Short exercise
Repeat each entry as written and leave the images out of the copy.

[Extracted records]
# # # # # # #

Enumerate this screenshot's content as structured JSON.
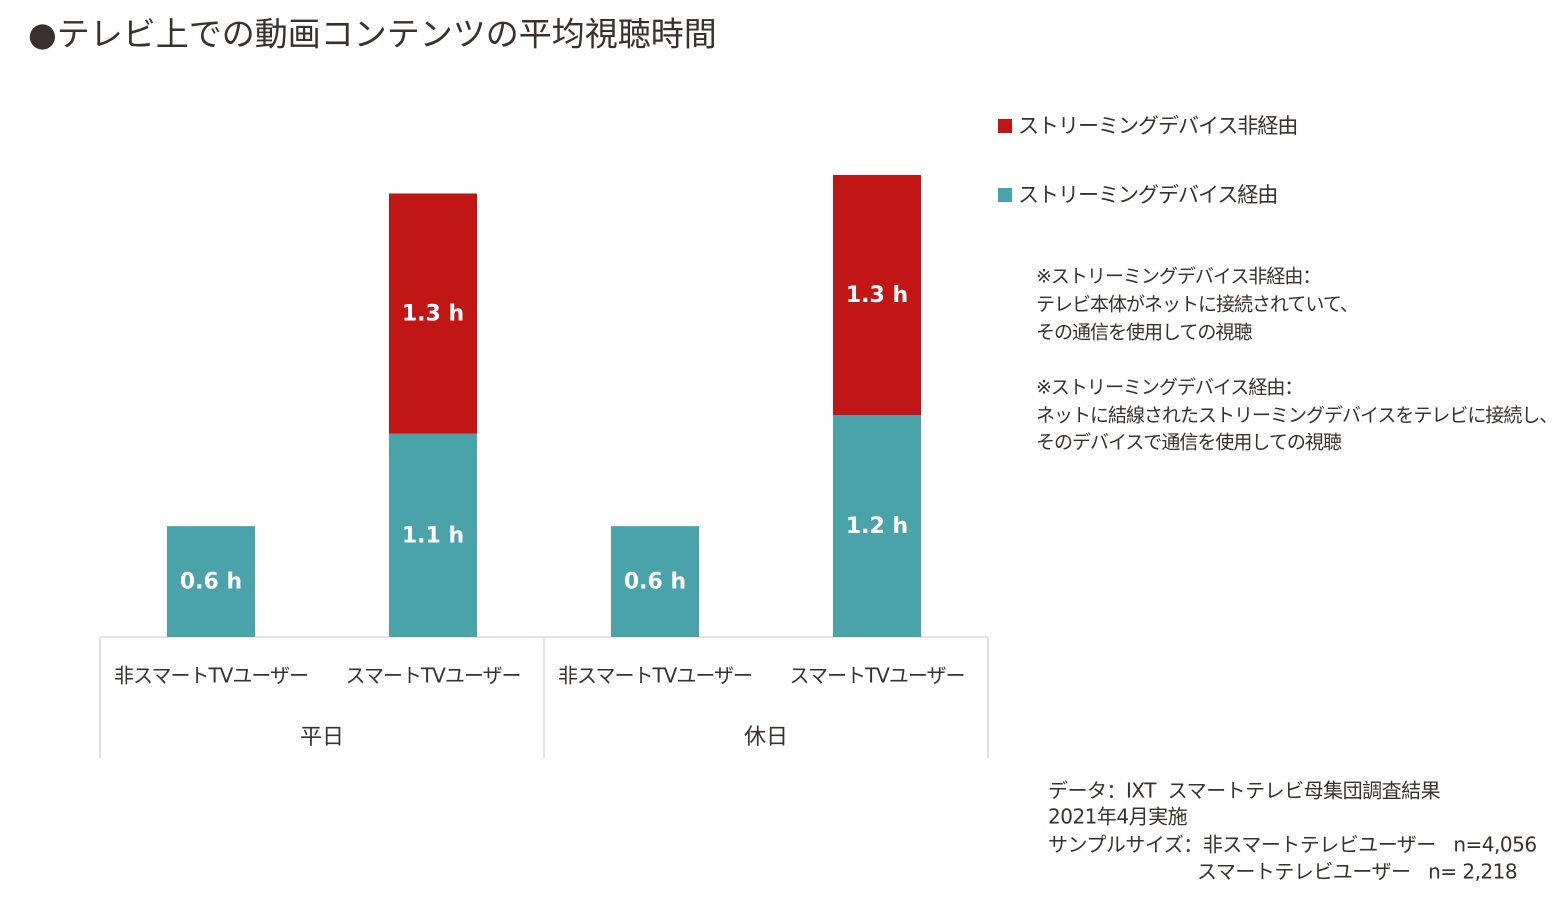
{
  "chart_data": {
    "type": "stacked-bar",
    "title": "●テレビ上での動画コンテンツの平均視聴時間",
    "categories": [
      "非スマートTVユーザー",
      "スマートTVユーザー",
      "非スマートTVユーザー",
      "スマートTVユーザー"
    ],
    "groups": [
      "平日",
      "休日"
    ],
    "series": [
      {
        "name": "ストリーミングデバイス経由",
        "color": "#4ba3aa",
        "values": [
          0.6,
          1.1,
          0.6,
          1.2
        ],
        "value_labels": [
          "0.6 h",
          "1.1 h",
          "0.6 h",
          "1.2 h"
        ]
      },
      {
        "name": "ストリーミングデバイス非経由",
        "color": "#c01716",
        "values": [
          null,
          1.3,
          null,
          1.3
        ],
        "value_labels": [
          null,
          "1.3 h",
          null,
          "1.3 h"
        ]
      }
    ],
    "notes": [
      "※ストリーミングデバイス非経由：",
      "テレビ本体がネットに接続されていて、",
      "その通信を使用しての視聴",
      "※ストリーミングデバイス経由：",
      "ネットに結線されたストリーミングデバイスをテレビに接続し、",
      "そのデバイスで通信を使用しての視聴"
    ],
    "source": [
      "データ：IXT  スマートテレビ母集団調査結果",
      "2021年4月実施",
      "サンプルサイズ：非スマートテレビユーザー   n=4,056",
      "スマートテレビユーザー   n= 2,218"
    ]
  }
}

# # # # # # #

Result below
Enumerate this screenshot's content as structured JSON.
{
  "chart_data": {
    "type": "stacked-bar",
    "title": "●テレビ上での動画コンテンツの平均視聴時間",
    "categories": [
      "非スマートTVユーザー",
      "スマートTVユーザー",
      "非スマートTVユーザー",
      "スマートTVユーザー"
    ],
    "groups": [
      "平日",
      "休日"
    ],
    "series": [
      {
        "name": "ストリーミングデバイス経由",
        "color": "#4ba3aa",
        "values": [
          0.6,
          1.1,
          0.6,
          1.2
        ],
        "value_labels": [
          "0.6 h",
          "1.1 h",
          "0.6 h",
          "1.2 h"
        ]
      },
      {
        "name": "ストリーミングデバイス非経由",
        "color": "#c01716",
        "values": [
          null,
          1.3,
          null,
          1.3
        ],
        "value_labels": [
          null,
          "1.3 h",
          null,
          "1.3 h"
        ]
      }
    ],
    "notes": [
      "※ストリーミングデバイス非経由：",
      "テレビ本体がネットに接続されていて、",
      "その通信を使用しての視聴",
      "※ストリーミングデバイス経由：",
      "ネットに結線されたストリーミングデバイスをテレビに接続し、",
      "そのデバイスで通信を使用しての視聴"
    ],
    "source": [
      "データ：IXT  スマートテレビ母集団調査結果",
      "2021年4月実施",
      "サンプルサイズ：非スマートテレビユーザー   n=4,056",
      "スマートテレビユーザー   n= 2,218"
    ]
  }
}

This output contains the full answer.